BEGIN DATA FOR THE TASK
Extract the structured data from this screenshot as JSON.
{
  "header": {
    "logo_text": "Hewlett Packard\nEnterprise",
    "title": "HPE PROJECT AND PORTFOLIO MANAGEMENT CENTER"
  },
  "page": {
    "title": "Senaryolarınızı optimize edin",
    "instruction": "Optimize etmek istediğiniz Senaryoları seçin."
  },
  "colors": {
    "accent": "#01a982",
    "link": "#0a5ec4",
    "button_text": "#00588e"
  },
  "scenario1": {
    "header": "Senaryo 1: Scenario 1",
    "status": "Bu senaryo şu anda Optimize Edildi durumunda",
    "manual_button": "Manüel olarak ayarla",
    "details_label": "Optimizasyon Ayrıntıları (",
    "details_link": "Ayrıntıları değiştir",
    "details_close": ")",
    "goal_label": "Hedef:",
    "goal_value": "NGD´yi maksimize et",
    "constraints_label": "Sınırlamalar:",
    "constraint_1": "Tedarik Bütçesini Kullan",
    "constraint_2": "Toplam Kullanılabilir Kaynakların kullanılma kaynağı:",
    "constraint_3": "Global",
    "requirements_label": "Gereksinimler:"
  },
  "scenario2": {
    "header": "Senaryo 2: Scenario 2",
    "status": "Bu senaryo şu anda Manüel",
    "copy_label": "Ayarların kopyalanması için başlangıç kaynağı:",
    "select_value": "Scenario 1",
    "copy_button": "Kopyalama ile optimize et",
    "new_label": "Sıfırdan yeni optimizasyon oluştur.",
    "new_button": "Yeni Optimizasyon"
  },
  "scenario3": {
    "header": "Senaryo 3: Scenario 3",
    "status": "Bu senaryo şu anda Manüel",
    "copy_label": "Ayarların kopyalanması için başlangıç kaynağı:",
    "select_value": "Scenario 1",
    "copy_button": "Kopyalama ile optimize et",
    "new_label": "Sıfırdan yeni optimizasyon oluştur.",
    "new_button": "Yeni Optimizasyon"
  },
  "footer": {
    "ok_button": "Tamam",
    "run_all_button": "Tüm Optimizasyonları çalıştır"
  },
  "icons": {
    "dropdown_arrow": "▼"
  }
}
END DATA FOR THE TASK
SHORT TASK: All of the material must be reproduced exactly.

CORRECT RESPONSE:
Extract the structured data from this screenshot as JSON.
{
  "header": {
    "logo_text": "Hewlett Packard\nEnterprise",
    "title": "HPE PROJECT AND PORTFOLIO MANAGEMENT CENTER"
  },
  "page": {
    "title": "Senaryolarınızı optimize edin",
    "instruction": "Optimize etmek istediğiniz Senaryoları seçin."
  },
  "colors": {
    "accent": "#01a982",
    "link": "#0a5ec4",
    "button_text": "#00588e"
  },
  "scenario1": {
    "header": "Senaryo 1: Scenario 1",
    "status": "Bu senaryo şu anda Optimize Edildi durumunda",
    "manual_button": "Manüel olarak ayarla",
    "details_label": "Optimizasyon Ayrıntıları (",
    "details_link": "Ayrıntıları değiştir",
    "details_close": ")",
    "goal_label": "Hedef:",
    "goal_value": "NGD´yi maksimize et",
    "constraints_label": "Sınırlamalar:",
    "constraint_1": "Tedarik Bütçesini Kullan",
    "constraint_2": "Toplam Kullanılabilir Kaynakların kullanılma kaynağı:",
    "constraint_3": "Global",
    "requirements_label": "Gereksinimler:"
  },
  "scenario2": {
    "header": "Senaryo 2: Scenario 2",
    "status": "Bu senaryo şu anda Manüel",
    "copy_label": "Ayarların kopyalanması için başlangıç kaynağı:",
    "select_value": "Scenario 1",
    "copy_button": "Kopyalama ile optimize et",
    "new_label": "Sıfırdan yeni optimizasyon oluştur.",
    "new_button": "Yeni Optimizasyon"
  },
  "scenario3": {
    "header": "Senaryo 3: Scenario 3",
    "status": "Bu senaryo şu anda Manüel",
    "copy_label": "Ayarların kopyalanması için başlangıç kaynağı:",
    "select_value": "Scenario 1",
    "copy_button": "Kopyalama ile optimize et",
    "new_label": "Sıfırdan yeni optimizasyon oluştur.",
    "new_button": "Yeni Optimizasyon"
  },
  "footer": {
    "ok_button": "Tamam",
    "run_all_button": "Tüm Optimizasyonları çalıştır"
  },
  "icons": {
    "dropdown_arrow": "▼"
  }
}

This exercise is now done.